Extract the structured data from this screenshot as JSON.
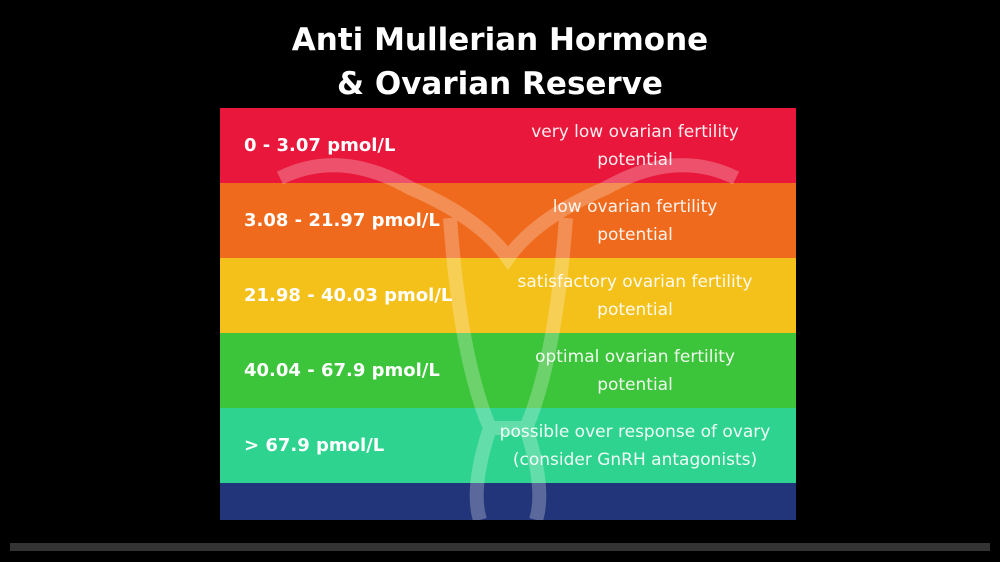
{
  "title": [
    "Anti Mullerian Hormone",
    "& Ovarian Reserve"
  ],
  "rows": [
    {
      "range": "0 - 3.07 pmol/L",
      "description": [
        "very low ovarian fertility",
        "potential"
      ],
      "color": "#e8173b"
    },
    {
      "range": "3.08 - 21.97 pmol/L",
      "description": [
        "low ovarian fertility",
        "potential"
      ],
      "color": "#ef6a1c"
    },
    {
      "range": "21.98 - 40.03 pmol/L",
      "description": [
        "satisfactory ovarian fertility",
        "potential"
      ],
      "color": "#f4c01a"
    },
    {
      "range": "40.04 - 67.9 pmol/L",
      "description": [
        "optimal ovarian fertility",
        "potential"
      ],
      "color": "#3cc43a"
    },
    {
      "range": "> 67.9 pmol/L",
      "description": [
        "possible over response of ovary",
        "(consider GnRH antagonists)"
      ],
      "color": "#2ed38f"
    }
  ]
}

===

Stated task. Each line of the material must be retyped exactly, except that images are omitted.

Result.
Extract the structured data from this screenshot as JSON.
{
  "title": [
    "Anti Mullerian Hormone",
    "& Ovarian Reserve"
  ],
  "rows": [
    {
      "range": "0 - 3.07 pmol/L",
      "description": [
        "very low ovarian fertility",
        "potential"
      ],
      "color": "#e8173b"
    },
    {
      "range": "3.08 - 21.97 pmol/L",
      "description": [
        "low ovarian fertility",
        "potential"
      ],
      "color": "#ef6a1c"
    },
    {
      "range": "21.98 - 40.03 pmol/L",
      "description": [
        "satisfactory ovarian fertility",
        "potential"
      ],
      "color": "#f4c01a"
    },
    {
      "range": "40.04 - 67.9 pmol/L",
      "description": [
        "optimal ovarian fertility",
        "potential"
      ],
      "color": "#3cc43a"
    },
    {
      "range": "> 67.9 pmol/L",
      "description": [
        "possible over response of ovary",
        "(consider GnRH antagonists)"
      ],
      "color": "#2ed38f"
    }
  ]
}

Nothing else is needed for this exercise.